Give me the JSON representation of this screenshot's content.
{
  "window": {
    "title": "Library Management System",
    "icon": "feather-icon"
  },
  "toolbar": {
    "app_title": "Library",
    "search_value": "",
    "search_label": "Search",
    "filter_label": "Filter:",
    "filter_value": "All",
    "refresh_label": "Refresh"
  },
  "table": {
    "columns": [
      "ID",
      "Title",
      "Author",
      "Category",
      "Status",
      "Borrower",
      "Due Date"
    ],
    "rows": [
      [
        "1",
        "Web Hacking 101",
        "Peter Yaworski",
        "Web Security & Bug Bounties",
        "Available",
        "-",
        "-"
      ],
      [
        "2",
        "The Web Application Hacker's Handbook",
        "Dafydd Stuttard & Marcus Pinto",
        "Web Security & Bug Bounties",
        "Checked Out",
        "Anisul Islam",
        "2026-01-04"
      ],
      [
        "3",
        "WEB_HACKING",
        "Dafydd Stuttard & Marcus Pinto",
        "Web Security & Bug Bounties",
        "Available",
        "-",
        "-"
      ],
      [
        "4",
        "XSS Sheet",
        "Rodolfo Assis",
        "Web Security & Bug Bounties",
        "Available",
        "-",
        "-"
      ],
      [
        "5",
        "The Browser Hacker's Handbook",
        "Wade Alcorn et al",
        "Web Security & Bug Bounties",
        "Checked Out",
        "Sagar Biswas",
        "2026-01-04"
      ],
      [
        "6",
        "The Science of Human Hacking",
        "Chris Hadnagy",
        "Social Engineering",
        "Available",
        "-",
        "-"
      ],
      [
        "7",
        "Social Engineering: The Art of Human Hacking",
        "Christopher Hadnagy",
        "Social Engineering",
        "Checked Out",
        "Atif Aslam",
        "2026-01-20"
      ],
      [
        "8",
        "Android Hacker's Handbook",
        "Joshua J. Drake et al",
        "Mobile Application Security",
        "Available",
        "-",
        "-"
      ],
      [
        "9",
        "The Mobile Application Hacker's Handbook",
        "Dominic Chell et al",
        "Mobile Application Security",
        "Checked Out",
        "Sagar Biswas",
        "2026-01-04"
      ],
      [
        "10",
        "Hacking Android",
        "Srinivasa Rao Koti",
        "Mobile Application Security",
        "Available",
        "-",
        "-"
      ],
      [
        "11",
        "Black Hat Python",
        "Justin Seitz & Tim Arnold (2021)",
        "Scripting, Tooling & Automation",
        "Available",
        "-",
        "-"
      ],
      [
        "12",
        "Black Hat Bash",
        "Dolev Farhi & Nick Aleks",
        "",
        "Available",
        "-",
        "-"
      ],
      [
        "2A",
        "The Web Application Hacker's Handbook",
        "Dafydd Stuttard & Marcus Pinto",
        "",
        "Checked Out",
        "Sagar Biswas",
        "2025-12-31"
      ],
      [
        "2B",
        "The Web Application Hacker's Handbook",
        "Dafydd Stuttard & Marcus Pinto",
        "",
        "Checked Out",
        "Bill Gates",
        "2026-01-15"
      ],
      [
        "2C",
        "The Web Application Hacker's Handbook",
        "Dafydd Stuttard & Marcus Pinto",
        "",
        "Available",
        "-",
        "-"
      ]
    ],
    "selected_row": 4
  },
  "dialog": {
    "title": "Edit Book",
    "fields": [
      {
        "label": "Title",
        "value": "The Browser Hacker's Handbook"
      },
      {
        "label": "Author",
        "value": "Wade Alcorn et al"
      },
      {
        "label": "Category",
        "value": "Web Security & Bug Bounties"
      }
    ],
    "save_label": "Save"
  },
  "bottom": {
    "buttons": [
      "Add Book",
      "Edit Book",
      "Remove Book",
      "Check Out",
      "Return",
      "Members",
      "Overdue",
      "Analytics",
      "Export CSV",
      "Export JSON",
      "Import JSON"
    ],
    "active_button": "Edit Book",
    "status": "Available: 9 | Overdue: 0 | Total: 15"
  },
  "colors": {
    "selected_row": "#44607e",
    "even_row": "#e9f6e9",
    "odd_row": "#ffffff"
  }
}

■ **Aim**: Extract each line from the listing above, please, and repeat it exactly.

■ **Written answer**:
Give me the JSON representation of this screenshot's content.
{
  "window": {
    "title": "Library Management System",
    "icon": "feather-icon"
  },
  "toolbar": {
    "app_title": "Library",
    "search_value": "",
    "search_label": "Search",
    "filter_label": "Filter:",
    "filter_value": "All",
    "refresh_label": "Refresh"
  },
  "table": {
    "columns": [
      "ID",
      "Title",
      "Author",
      "Category",
      "Status",
      "Borrower",
      "Due Date"
    ],
    "rows": [
      [
        "1",
        "Web Hacking 101",
        "Peter Yaworski",
        "Web Security & Bug Bounties",
        "Available",
        "-",
        "-"
      ],
      [
        "2",
        "The Web Application Hacker's Handbook",
        "Dafydd Stuttard & Marcus Pinto",
        "Web Security & Bug Bounties",
        "Checked Out",
        "Anisul Islam",
        "2026-01-04"
      ],
      [
        "3",
        "WEB_HACKING",
        "Dafydd Stuttard & Marcus Pinto",
        "Web Security & Bug Bounties",
        "Available",
        "-",
        "-"
      ],
      [
        "4",
        "XSS Sheet",
        "Rodolfo Assis",
        "Web Security & Bug Bounties",
        "Available",
        "-",
        "-"
      ],
      [
        "5",
        "The Browser Hacker's Handbook",
        "Wade Alcorn et al",
        "Web Security & Bug Bounties",
        "Checked Out",
        "Sagar Biswas",
        "2026-01-04"
      ],
      [
        "6",
        "The Science of Human Hacking",
        "Chris Hadnagy",
        "Social Engineering",
        "Available",
        "-",
        "-"
      ],
      [
        "7",
        "Social Engineering: The Art of Human Hacking",
        "Christopher Hadnagy",
        "Social Engineering",
        "Checked Out",
        "Atif Aslam",
        "2026-01-20"
      ],
      [
        "8",
        "Android Hacker's Handbook",
        "Joshua J. Drake et al",
        "Mobile Application Security",
        "Available",
        "-",
        "-"
      ],
      [
        "9",
        "The Mobile Application Hacker's Handbook",
        "Dominic Chell et al",
        "Mobile Application Security",
        "Checked Out",
        "Sagar Biswas",
        "2026-01-04"
      ],
      [
        "10",
        "Hacking Android",
        "Srinivasa Rao Koti",
        "Mobile Application Security",
        "Available",
        "-",
        "-"
      ],
      [
        "11",
        "Black Hat Python",
        "Justin Seitz & Tim Arnold (2021)",
        "Scripting, Tooling & Automation",
        "Available",
        "-",
        "-"
      ],
      [
        "12",
        "Black Hat Bash",
        "Dolev Farhi & Nick Aleks",
        "",
        "Available",
        "-",
        "-"
      ],
      [
        "2A",
        "The Web Application Hacker's Handbook",
        "Dafydd Stuttard & Marcus Pinto",
        "",
        "Checked Out",
        "Sagar Biswas",
        "2025-12-31"
      ],
      [
        "2B",
        "The Web Application Hacker's Handbook",
        "Dafydd Stuttard & Marcus Pinto",
        "",
        "Checked Out",
        "Bill Gates",
        "2026-01-15"
      ],
      [
        "2C",
        "The Web Application Hacker's Handbook",
        "Dafydd Stuttard & Marcus Pinto",
        "",
        "Available",
        "-",
        "-"
      ]
    ],
    "selected_row": 4
  },
  "dialog": {
    "title": "Edit Book",
    "fields": [
      {
        "label": "Title",
        "value": "The Browser Hacker's Handbook"
      },
      {
        "label": "Author",
        "value": "Wade Alcorn et al"
      },
      {
        "label": "Category",
        "value": "Web Security & Bug Bounties"
      }
    ],
    "save_label": "Save"
  },
  "bottom": {
    "buttons": [
      "Add Book",
      "Edit Book",
      "Remove Book",
      "Check Out",
      "Return",
      "Members",
      "Overdue",
      "Analytics",
      "Export CSV",
      "Export JSON",
      "Import JSON"
    ],
    "active_button": "Edit Book",
    "status": "Available: 9 | Overdue: 0 | Total: 15"
  },
  "colors": {
    "selected_row": "#44607e",
    "even_row": "#e9f6e9",
    "odd_row": "#ffffff"
  }
}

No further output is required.